Task directions:
Extract each line of the data below that contains the string "contractor". The match is case-sensitive.

[Records from a data collection]

-----

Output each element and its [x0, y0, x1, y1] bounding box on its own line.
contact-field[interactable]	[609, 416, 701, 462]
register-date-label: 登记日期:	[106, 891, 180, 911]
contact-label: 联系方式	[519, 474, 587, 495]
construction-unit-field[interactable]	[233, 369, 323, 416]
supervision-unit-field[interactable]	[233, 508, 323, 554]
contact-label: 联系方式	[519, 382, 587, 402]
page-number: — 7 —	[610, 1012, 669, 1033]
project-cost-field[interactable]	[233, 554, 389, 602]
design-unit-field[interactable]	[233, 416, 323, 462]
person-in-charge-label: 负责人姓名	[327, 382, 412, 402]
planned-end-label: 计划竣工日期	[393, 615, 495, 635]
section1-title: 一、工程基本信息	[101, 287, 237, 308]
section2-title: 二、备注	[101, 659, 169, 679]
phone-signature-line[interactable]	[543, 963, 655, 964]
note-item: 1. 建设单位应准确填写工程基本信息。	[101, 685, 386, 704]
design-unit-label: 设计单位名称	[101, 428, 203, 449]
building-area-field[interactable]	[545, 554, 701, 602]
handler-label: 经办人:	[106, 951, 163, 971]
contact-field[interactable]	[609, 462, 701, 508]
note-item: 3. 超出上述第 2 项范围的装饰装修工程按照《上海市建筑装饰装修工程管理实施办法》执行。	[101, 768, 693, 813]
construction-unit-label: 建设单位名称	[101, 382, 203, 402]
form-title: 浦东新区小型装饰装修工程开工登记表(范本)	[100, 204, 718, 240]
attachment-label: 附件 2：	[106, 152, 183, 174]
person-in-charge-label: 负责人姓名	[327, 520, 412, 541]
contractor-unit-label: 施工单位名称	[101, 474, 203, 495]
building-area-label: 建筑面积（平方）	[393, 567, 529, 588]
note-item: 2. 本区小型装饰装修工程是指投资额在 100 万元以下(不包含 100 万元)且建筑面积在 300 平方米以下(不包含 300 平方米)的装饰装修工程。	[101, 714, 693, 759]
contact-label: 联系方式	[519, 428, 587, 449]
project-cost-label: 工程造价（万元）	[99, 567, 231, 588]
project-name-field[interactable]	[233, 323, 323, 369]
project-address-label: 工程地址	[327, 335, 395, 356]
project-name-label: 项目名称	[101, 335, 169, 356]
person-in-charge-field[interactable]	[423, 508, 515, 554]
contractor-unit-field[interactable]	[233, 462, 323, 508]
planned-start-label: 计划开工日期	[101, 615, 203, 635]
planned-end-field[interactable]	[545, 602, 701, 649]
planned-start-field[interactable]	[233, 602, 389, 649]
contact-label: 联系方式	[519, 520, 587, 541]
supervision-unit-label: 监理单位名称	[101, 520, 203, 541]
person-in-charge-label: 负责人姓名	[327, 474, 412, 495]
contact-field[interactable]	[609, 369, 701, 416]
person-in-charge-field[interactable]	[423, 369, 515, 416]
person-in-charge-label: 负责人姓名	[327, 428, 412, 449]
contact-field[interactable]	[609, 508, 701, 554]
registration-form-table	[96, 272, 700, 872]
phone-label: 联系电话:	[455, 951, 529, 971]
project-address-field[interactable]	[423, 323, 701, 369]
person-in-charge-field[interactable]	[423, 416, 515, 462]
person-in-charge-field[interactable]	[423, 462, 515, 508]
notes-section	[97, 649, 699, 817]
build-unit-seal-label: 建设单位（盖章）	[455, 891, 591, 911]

-----

The answer:
contractor-unit-label: 施工单位名称	[101, 474, 203, 495]
contractor-unit-field[interactable]	[233, 462, 323, 508]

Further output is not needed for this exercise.